# TEXT EXTRACT start
The front office is clearly trying to bring back some of the diversity and flexibility the offense displayed in 2013 with a signing like Castillo (speed), or by trading for Cespedes (power) but Ben seems committed to getting on base a lot as the foundation for the offense. So how did high OBP lineups correlate with run scoring this year versus SLG? Edit: This is a graph showing runs scored (X axis) and how OBP and SLG correlate with them (Y axis). The red line is SLG and the blue line is OBP.  I'm sorry the Y axis is not labeled with three decimal places, but I can't figure out how to make Open Office Calc do that. I'll keep digging around tomorrow to see if there's a way to fix that and replace the images again if I can find it.
# TEXT EXTRACT end
# MATERIAL SHOWN start
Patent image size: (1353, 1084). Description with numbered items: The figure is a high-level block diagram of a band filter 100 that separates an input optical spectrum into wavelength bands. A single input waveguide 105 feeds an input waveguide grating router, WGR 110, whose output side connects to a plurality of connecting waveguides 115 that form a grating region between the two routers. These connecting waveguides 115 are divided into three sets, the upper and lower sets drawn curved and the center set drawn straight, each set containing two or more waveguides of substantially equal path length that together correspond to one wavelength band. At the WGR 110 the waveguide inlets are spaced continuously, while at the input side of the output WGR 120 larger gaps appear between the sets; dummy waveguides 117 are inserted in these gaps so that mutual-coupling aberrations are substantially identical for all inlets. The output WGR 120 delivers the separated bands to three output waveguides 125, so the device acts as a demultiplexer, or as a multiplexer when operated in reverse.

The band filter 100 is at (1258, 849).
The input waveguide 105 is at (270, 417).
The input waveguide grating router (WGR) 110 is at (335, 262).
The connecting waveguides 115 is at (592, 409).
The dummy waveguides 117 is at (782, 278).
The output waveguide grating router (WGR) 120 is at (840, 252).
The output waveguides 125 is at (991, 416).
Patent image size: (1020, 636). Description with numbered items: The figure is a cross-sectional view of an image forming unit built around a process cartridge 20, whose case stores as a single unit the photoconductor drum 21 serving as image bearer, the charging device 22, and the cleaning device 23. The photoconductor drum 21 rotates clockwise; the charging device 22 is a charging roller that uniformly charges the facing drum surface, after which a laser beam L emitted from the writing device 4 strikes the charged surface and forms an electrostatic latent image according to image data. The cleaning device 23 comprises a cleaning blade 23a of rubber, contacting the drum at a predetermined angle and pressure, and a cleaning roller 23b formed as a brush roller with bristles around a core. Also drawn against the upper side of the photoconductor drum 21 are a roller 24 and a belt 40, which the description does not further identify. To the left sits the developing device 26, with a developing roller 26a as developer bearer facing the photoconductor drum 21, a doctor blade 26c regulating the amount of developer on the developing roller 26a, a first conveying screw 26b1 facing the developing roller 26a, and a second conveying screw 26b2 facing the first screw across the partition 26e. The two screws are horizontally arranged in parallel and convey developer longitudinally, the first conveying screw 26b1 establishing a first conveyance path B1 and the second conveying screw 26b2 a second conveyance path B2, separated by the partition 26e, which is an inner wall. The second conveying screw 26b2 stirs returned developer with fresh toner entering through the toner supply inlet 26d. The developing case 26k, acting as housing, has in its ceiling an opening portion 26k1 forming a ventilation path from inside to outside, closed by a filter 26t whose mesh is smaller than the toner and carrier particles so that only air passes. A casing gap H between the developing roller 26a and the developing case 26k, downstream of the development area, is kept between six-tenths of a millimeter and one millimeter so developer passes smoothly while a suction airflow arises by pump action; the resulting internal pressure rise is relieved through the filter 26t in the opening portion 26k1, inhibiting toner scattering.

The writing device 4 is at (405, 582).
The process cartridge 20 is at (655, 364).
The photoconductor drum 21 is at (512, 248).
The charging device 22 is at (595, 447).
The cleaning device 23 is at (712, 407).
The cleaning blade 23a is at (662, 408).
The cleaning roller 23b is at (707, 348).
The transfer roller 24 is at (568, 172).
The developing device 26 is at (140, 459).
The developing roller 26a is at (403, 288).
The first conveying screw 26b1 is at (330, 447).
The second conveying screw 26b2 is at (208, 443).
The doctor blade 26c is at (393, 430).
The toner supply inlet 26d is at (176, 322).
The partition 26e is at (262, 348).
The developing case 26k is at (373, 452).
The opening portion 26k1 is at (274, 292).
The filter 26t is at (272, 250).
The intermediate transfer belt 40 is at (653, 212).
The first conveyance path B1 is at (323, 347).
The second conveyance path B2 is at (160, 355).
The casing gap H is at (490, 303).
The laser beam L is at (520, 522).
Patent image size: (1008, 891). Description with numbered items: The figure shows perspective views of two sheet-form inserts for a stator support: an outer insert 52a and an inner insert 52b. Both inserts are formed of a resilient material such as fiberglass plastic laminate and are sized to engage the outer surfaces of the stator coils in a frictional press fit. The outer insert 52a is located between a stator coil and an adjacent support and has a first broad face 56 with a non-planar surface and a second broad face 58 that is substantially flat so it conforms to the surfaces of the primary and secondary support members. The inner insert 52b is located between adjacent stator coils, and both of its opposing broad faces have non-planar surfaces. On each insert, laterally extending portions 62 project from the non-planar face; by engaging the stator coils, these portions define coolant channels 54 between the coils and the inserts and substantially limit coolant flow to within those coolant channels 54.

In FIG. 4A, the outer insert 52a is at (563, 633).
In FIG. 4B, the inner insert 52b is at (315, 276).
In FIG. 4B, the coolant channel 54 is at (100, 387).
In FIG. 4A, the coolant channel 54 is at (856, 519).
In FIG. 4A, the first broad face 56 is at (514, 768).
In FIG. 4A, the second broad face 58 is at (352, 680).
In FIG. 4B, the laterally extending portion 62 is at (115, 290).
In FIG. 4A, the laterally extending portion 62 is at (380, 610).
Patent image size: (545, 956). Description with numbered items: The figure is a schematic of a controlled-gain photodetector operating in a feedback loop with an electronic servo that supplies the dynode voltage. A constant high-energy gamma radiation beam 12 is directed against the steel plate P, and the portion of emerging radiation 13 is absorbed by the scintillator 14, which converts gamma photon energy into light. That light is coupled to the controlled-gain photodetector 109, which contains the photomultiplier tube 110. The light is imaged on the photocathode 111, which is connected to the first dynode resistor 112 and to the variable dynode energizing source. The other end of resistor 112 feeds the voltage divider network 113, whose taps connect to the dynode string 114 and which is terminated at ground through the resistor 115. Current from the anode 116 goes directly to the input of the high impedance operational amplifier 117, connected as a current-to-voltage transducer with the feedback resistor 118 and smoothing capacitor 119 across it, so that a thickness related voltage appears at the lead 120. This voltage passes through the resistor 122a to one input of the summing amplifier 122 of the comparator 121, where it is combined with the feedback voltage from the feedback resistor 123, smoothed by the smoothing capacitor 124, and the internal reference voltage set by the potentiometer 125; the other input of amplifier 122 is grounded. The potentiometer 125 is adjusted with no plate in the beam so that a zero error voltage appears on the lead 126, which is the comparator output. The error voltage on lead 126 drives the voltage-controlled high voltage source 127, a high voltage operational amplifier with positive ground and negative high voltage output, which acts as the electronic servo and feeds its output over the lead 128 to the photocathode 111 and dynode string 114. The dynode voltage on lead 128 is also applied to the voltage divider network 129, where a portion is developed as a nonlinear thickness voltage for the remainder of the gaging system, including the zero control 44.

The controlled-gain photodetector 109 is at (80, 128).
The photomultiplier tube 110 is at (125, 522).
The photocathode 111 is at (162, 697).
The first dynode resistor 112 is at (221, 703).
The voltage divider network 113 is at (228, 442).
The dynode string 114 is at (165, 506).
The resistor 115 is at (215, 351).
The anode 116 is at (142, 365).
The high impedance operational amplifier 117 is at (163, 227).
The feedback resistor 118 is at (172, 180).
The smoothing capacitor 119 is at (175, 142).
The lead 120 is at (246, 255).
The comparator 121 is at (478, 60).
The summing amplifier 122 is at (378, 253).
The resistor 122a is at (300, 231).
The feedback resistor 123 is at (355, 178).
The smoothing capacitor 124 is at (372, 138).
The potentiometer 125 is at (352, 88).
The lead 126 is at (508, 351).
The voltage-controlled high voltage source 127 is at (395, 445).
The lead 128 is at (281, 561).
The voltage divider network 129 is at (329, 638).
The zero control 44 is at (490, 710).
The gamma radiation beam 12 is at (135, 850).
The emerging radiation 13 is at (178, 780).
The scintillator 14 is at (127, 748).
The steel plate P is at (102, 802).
# MATERIAL SHOWN end
YOUR TASK: Write the next part of the post about on-base percentage, slugging, and run scoring, starting after its final sentence. The rows come from a different source than the post.

RESULT:
It's pretty obvious that OBP correlates with run scoring better than SLG, even as run scoring in general is going down. How does this compare to previous years? Looking at it since the most recent expansion through last year (1998-2013) we see... Edit: This is a graph showing all runs scored between the start of 1998 and the end of 2013 (X axis). The red line is SLG and the blue line is OBP.
 

 
And if we cut it off at the start of the new PED testing in 2006... Edit: This graph shows all runs scored between 1998 and 2005 with runs as the X axis and OBP and SLG on the Y axis again.
 

 
It looks like there is more (as one of my professors used to say about evolution) "variation on the theme" in the 2014 chart than either of the previous two, but that might also be a matter of there being more noise in the smaller sample. The 1998-2005 chart looks to have more variation along the downward trend than 1998-2013, but less than the one from 2014 alone. What remains consistent is that the OBP lines are smoother in all three of them.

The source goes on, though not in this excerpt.